:: SUPPLIED DATA

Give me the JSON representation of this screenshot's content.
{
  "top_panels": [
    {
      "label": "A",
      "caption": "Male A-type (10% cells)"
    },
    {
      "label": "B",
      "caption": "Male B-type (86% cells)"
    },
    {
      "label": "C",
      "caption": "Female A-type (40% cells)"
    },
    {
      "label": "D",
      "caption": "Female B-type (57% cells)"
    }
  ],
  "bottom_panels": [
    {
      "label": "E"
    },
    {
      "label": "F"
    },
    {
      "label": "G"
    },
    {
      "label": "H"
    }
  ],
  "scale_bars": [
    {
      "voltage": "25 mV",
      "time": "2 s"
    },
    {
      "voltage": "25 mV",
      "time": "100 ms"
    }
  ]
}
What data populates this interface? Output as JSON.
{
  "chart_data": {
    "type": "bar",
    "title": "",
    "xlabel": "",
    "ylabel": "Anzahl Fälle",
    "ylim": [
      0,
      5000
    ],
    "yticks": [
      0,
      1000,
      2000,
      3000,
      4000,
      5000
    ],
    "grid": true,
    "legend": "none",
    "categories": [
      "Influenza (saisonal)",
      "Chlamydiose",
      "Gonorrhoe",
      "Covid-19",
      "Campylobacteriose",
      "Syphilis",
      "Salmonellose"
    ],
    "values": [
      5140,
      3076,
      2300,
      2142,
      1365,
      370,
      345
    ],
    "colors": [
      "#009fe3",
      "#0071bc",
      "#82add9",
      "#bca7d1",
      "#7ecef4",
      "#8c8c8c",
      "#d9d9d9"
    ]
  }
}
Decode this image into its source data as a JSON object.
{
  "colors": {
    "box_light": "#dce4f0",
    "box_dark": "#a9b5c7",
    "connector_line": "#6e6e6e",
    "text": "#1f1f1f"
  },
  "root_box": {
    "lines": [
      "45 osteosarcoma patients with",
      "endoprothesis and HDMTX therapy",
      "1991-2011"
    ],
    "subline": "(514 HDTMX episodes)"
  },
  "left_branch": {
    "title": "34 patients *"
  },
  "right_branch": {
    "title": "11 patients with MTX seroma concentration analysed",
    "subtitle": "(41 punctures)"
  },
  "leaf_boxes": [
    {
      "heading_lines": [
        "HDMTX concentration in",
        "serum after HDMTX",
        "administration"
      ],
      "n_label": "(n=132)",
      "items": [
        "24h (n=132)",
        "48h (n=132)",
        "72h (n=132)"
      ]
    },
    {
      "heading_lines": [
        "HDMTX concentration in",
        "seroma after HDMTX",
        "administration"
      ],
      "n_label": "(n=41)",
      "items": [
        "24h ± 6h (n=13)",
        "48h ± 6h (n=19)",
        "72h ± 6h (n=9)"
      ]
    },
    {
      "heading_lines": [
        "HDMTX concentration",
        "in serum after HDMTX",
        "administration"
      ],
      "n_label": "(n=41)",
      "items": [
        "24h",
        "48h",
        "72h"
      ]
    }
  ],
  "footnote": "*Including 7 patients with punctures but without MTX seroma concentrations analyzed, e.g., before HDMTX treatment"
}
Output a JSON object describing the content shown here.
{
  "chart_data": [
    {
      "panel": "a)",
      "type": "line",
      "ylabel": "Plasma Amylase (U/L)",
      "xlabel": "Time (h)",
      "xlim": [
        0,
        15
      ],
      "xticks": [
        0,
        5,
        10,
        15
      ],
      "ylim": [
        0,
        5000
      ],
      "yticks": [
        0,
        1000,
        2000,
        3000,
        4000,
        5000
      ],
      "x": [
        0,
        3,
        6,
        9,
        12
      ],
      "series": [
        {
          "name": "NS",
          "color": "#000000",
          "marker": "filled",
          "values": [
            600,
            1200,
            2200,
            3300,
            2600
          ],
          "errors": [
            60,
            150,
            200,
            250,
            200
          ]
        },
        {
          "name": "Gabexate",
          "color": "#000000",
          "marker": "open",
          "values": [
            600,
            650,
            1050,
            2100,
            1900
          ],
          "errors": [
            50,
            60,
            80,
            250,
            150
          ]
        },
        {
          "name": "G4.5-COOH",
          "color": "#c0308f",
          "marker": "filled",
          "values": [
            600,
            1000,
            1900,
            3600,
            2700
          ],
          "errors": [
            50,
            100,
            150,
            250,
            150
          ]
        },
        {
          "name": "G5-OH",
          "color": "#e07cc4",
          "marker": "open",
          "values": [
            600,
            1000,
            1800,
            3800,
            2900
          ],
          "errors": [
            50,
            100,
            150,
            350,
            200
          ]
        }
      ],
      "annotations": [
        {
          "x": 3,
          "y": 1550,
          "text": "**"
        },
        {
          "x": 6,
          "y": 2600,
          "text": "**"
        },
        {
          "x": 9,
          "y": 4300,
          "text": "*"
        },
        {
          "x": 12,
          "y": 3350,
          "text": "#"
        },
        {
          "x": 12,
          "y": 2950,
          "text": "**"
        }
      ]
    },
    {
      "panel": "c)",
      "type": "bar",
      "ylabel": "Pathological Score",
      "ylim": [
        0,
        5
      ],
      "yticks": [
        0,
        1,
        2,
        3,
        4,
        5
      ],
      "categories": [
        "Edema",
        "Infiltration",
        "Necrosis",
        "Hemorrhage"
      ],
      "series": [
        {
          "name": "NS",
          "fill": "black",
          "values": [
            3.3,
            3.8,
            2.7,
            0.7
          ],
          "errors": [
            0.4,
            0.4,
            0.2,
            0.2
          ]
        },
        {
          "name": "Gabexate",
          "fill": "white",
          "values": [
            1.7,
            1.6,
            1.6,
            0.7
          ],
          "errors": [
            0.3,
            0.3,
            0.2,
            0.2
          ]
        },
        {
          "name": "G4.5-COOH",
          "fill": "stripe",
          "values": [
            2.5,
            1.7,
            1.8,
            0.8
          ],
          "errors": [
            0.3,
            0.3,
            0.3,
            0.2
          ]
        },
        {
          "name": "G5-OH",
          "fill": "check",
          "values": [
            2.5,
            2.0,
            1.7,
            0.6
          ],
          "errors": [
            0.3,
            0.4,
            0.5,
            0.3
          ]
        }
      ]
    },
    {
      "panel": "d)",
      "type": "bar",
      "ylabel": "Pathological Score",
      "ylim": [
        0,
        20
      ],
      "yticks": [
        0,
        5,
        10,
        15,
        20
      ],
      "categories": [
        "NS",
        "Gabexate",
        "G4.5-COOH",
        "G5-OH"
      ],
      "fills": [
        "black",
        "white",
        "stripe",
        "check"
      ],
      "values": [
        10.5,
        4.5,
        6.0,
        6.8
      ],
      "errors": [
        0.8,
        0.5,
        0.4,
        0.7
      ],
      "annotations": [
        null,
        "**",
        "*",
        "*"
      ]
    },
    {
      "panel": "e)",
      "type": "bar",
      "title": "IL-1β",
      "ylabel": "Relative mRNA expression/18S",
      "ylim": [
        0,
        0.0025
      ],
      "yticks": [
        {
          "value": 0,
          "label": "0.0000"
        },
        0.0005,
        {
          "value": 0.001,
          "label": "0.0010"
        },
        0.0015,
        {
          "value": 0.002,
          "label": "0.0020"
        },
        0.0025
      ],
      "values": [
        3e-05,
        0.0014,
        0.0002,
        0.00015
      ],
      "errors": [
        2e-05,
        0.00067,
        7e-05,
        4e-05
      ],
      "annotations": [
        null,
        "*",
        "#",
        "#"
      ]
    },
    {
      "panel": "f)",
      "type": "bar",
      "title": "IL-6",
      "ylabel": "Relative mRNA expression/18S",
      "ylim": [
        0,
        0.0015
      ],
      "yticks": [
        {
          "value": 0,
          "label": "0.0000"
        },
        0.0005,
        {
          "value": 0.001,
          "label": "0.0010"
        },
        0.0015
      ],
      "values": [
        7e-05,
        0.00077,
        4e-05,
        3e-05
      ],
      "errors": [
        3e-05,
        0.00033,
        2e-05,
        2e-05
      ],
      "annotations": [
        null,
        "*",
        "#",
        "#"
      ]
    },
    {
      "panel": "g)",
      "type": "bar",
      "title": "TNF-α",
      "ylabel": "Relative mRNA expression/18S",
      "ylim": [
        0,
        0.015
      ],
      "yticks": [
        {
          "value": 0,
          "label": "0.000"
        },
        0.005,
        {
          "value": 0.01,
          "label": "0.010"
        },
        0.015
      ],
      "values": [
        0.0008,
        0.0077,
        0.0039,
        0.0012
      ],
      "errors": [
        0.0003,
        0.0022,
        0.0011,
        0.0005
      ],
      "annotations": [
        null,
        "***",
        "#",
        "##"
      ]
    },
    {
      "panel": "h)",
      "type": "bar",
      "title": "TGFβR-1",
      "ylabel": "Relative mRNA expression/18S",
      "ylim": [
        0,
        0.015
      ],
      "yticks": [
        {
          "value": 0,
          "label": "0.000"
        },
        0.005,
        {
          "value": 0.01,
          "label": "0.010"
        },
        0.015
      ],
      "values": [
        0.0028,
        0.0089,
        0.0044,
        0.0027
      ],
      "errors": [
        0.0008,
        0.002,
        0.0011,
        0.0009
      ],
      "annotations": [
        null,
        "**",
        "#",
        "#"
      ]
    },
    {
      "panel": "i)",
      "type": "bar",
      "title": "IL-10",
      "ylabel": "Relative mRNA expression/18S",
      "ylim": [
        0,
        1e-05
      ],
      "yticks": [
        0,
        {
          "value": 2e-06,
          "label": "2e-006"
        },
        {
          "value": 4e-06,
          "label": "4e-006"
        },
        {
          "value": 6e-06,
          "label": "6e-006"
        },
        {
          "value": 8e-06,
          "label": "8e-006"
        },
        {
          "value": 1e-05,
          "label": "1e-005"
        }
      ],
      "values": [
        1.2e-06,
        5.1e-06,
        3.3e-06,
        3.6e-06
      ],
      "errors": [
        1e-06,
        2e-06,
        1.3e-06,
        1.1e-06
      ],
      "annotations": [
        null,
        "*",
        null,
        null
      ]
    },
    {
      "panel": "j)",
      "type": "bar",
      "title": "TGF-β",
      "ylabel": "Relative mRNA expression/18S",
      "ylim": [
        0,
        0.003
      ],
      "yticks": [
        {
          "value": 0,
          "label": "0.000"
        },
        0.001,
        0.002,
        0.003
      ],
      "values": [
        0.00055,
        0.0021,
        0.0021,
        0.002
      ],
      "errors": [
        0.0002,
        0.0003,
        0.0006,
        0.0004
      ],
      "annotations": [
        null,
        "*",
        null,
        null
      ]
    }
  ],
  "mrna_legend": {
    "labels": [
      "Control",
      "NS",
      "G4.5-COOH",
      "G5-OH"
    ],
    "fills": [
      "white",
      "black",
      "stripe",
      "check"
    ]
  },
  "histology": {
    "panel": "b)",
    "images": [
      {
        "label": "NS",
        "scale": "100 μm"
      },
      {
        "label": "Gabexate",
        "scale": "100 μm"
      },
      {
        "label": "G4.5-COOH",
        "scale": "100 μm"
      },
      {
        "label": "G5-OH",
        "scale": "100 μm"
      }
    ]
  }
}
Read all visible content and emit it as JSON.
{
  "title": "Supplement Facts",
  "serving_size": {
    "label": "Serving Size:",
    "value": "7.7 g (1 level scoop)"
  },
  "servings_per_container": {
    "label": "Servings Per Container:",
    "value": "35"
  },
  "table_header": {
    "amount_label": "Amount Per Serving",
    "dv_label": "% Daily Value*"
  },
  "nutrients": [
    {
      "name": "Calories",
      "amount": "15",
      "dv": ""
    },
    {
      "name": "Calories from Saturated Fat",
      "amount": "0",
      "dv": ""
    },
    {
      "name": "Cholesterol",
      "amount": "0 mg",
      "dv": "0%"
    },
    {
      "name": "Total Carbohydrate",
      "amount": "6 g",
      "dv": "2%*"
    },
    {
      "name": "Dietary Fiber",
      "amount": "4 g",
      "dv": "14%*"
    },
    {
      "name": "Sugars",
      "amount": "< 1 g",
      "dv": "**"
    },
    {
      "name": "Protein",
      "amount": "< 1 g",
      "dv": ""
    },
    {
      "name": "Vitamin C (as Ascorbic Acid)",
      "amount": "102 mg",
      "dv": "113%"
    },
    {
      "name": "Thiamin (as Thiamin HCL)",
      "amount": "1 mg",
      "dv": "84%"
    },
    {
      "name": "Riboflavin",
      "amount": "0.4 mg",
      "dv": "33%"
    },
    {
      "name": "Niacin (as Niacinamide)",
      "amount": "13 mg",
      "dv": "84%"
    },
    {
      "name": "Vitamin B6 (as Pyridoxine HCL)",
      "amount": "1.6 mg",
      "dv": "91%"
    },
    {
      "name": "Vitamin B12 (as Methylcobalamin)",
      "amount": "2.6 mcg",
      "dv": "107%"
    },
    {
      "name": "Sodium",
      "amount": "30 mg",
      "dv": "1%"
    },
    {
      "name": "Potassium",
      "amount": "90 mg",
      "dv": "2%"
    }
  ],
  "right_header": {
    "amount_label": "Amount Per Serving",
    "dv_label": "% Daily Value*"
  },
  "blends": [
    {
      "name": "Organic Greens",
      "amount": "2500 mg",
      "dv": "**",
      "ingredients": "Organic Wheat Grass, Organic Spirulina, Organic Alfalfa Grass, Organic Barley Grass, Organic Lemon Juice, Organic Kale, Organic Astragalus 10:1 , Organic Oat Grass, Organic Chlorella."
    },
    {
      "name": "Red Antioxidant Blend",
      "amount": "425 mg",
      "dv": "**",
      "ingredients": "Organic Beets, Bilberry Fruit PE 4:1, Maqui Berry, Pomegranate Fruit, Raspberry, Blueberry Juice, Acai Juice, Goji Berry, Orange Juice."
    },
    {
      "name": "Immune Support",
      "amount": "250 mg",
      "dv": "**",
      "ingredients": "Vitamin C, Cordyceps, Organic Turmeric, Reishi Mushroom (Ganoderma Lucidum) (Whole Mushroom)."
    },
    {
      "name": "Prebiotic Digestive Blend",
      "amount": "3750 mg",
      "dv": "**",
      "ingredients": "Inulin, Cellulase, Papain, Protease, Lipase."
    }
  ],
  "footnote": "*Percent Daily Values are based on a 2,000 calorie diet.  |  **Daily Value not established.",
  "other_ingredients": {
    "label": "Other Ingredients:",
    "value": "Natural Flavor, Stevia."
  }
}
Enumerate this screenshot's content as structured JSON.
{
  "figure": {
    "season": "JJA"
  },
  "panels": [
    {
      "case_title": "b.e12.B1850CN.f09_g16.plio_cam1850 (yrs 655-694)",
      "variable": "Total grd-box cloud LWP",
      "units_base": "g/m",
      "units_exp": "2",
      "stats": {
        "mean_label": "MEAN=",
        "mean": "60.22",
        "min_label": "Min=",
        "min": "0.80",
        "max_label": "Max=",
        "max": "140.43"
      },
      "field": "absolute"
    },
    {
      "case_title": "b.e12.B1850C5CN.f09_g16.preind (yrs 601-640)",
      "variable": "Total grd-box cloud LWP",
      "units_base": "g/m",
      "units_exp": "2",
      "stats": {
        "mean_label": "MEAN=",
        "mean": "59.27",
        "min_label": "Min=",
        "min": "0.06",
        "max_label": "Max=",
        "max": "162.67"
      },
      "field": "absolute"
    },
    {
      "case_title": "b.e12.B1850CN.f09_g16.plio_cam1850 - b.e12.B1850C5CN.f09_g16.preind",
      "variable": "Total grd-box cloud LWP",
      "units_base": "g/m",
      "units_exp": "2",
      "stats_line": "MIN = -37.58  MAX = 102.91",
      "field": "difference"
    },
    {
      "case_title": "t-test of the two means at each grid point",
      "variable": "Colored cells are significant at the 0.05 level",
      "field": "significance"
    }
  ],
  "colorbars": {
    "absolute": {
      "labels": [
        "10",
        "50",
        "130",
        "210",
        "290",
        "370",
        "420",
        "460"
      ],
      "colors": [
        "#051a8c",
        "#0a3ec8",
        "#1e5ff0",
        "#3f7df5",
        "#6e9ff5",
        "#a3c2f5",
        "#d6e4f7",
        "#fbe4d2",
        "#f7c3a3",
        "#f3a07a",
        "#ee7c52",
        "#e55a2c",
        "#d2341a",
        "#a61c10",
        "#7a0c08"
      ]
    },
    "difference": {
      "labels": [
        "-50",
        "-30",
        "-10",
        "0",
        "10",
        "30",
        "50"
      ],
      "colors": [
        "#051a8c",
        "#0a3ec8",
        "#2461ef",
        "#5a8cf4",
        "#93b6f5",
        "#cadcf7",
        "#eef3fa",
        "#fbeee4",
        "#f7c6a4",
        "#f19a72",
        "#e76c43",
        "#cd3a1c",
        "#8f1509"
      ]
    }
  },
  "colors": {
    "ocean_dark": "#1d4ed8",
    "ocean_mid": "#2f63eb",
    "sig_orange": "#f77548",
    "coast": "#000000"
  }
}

::::

§ **PROMPT**:
All lines of the records above that carry the word "field" should be listed.

§ **SOLUTION TO THIS EXERCISE**:
      "field": "absolute"
      "field": "absolute"
      "field": "difference"
      "field": "significance"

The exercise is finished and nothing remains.